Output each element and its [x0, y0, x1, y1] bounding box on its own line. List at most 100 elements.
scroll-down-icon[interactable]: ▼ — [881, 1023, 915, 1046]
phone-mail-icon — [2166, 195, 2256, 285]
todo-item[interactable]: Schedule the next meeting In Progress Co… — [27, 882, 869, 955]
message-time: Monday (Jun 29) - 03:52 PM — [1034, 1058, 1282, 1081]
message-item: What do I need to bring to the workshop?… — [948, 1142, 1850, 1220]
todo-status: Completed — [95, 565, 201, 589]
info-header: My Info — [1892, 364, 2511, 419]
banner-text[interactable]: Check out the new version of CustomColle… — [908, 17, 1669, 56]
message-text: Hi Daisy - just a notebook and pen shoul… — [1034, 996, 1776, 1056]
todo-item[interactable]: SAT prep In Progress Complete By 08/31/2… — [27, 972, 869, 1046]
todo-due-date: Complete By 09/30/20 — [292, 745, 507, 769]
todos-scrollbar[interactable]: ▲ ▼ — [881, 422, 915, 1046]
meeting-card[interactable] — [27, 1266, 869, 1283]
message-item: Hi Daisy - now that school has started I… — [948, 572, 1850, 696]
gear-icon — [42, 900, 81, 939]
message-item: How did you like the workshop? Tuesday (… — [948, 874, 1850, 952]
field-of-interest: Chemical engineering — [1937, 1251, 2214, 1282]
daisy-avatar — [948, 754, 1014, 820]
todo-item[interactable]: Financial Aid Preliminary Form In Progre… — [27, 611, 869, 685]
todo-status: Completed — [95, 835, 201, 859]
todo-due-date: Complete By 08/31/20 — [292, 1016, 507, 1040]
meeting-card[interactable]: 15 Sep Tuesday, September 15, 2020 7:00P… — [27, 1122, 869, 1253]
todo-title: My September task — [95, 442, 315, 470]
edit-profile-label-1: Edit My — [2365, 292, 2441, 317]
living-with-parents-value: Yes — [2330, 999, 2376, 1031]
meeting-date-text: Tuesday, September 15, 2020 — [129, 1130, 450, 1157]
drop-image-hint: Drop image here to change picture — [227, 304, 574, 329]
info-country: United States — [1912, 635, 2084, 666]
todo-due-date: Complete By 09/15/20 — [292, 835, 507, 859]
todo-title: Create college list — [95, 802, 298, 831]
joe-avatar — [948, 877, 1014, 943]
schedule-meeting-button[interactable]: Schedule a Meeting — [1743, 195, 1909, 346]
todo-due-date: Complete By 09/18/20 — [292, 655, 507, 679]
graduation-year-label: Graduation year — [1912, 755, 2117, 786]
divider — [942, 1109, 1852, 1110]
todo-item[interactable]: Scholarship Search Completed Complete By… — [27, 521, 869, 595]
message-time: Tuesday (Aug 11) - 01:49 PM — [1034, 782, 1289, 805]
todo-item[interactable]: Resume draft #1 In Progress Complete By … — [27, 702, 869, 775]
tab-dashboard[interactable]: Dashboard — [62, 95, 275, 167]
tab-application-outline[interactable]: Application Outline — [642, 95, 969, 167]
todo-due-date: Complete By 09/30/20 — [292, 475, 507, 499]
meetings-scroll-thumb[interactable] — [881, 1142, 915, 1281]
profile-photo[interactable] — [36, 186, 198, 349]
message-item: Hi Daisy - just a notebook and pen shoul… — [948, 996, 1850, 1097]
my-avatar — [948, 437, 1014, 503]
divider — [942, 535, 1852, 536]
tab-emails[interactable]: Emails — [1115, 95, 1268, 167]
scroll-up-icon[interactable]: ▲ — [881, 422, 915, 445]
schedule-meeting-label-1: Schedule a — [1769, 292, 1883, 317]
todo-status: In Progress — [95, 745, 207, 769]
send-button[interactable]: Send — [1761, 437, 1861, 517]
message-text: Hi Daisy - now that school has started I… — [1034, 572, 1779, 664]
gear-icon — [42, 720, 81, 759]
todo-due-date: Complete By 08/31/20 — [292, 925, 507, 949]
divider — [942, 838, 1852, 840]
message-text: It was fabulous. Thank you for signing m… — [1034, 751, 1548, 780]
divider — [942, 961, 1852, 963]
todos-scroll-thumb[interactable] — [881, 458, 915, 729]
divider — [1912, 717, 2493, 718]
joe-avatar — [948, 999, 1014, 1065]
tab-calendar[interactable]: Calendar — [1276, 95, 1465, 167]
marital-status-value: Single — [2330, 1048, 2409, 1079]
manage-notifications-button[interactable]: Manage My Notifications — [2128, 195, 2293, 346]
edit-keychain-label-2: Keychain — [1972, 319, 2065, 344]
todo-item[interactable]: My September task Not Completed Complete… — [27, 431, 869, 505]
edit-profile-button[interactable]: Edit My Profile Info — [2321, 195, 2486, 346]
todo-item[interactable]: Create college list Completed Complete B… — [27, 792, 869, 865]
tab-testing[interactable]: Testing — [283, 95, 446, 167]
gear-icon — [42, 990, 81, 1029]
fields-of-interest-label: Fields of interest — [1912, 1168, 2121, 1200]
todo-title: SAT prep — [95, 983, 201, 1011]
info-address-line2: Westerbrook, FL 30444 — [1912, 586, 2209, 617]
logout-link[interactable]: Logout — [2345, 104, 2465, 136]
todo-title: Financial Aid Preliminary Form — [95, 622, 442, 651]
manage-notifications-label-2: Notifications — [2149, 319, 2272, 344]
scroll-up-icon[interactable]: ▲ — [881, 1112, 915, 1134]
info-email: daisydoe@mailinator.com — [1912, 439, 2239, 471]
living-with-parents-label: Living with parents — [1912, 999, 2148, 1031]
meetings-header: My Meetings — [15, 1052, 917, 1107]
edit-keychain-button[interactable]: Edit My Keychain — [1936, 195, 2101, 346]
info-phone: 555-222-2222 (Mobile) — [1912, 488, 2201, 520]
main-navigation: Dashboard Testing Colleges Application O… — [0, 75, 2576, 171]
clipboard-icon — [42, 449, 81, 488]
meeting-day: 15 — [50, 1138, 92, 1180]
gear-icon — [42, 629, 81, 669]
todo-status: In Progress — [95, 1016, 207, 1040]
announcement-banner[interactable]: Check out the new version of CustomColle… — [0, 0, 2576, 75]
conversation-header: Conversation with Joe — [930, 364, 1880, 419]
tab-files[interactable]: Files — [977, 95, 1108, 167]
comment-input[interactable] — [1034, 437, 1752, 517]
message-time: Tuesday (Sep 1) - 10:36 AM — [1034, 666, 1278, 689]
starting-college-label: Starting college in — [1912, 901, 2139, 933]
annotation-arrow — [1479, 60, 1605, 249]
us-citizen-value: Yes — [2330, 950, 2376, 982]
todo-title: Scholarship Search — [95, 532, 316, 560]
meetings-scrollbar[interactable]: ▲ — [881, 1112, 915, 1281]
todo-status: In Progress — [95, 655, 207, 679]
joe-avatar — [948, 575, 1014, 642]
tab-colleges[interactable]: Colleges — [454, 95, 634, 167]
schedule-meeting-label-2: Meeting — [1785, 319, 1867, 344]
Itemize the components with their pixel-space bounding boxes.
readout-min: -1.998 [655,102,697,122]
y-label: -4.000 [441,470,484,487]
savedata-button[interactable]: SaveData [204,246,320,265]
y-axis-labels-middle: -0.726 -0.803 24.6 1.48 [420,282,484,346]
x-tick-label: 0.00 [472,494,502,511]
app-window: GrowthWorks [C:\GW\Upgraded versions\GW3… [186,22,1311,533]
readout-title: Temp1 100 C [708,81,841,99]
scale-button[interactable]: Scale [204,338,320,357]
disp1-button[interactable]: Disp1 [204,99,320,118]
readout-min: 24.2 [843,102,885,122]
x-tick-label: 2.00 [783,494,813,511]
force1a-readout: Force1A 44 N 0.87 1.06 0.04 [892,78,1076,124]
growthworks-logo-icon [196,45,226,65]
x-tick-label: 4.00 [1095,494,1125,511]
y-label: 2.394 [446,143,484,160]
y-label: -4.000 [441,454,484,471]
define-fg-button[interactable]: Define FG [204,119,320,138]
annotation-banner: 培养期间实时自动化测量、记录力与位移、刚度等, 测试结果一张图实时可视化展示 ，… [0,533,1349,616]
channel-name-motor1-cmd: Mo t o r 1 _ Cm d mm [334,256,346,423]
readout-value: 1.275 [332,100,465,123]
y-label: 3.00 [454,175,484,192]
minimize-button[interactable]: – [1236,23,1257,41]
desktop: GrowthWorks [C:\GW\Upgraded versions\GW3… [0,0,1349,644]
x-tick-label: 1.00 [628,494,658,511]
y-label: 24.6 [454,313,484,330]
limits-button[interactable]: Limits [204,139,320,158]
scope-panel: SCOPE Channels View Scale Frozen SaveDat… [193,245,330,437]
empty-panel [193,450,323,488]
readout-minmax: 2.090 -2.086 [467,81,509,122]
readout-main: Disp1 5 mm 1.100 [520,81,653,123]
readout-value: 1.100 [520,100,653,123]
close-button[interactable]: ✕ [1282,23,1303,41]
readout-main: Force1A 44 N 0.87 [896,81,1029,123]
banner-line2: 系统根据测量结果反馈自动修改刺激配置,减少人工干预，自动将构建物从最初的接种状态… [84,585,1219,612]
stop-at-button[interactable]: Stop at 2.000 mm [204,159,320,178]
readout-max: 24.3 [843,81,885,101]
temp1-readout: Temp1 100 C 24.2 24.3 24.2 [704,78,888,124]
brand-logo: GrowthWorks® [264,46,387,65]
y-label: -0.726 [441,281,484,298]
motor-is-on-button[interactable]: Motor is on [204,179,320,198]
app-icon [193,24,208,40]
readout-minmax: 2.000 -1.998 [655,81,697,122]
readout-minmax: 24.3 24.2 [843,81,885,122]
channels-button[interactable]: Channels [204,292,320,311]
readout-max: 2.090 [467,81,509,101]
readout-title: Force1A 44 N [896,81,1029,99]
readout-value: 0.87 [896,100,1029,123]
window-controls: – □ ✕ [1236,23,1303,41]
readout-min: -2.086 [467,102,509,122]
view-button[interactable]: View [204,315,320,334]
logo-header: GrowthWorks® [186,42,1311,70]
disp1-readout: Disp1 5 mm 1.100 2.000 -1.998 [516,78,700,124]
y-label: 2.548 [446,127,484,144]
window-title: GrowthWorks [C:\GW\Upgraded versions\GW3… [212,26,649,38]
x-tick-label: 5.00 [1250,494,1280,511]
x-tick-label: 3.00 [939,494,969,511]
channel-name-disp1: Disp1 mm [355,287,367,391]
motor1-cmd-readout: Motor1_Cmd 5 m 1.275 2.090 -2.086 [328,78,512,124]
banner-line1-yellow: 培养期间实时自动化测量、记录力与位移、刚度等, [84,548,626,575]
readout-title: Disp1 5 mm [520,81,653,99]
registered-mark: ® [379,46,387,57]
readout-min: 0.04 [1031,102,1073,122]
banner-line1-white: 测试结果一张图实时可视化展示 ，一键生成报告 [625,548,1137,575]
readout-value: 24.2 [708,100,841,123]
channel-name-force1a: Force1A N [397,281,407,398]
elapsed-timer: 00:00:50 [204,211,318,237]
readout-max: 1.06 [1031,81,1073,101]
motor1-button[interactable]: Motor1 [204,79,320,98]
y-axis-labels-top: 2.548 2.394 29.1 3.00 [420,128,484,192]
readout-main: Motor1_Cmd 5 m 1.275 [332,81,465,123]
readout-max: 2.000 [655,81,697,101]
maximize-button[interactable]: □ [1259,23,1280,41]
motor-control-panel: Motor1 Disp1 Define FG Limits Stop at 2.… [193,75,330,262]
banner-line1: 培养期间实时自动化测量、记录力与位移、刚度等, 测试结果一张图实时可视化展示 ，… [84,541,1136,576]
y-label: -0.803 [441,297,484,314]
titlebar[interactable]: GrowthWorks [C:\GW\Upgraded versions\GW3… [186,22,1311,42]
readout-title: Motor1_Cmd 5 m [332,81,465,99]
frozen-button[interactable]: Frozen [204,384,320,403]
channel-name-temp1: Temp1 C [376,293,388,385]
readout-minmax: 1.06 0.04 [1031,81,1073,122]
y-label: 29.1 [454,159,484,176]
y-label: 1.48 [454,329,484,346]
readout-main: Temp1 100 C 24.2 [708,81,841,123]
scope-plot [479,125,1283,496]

STATED EXERCISE. Reproduce the records word for word, starting at their first line and ending at the line that contains "message-item: How did", with both ends included.

REPLY TO THE EXERCISE.
Output each element and its [x0, y0, x1, y1] bounding box on its own line. List at most 100 elements.
scroll-down-icon[interactable]: ▼ — [881, 1023, 915, 1046]
phone-mail-icon — [2166, 195, 2256, 285]
todo-item[interactable]: Schedule the next meeting In Progress Co… — [27, 882, 869, 955]
message-time: Monday (Jun 29) - 03:52 PM — [1034, 1058, 1282, 1081]
message-item: What do I need to bring to the workshop?… — [948, 1142, 1850, 1220]
todo-status: Completed — [95, 565, 201, 589]
info-header: My Info — [1892, 364, 2511, 419]
banner-text[interactable]: Check out the new version of CustomColle… — [908, 17, 1669, 56]
message-text: Hi Daisy - just a notebook and pen shoul… — [1034, 996, 1776, 1056]
todo-item[interactable]: SAT prep In Progress Complete By 08/31/2… — [27, 972, 869, 1046]
todo-due-date: Complete By 09/30/20 — [292, 745, 507, 769]
todos-scrollbar[interactable]: ▲ ▼ — [881, 422, 915, 1046]
meeting-card[interactable] — [27, 1266, 869, 1283]
message-item: Hi Daisy - now that school has started I… — [948, 572, 1850, 696]
gear-icon — [42, 900, 81, 939]
message-item: How did you like the workshop? Tuesday (… — [948, 874, 1850, 952]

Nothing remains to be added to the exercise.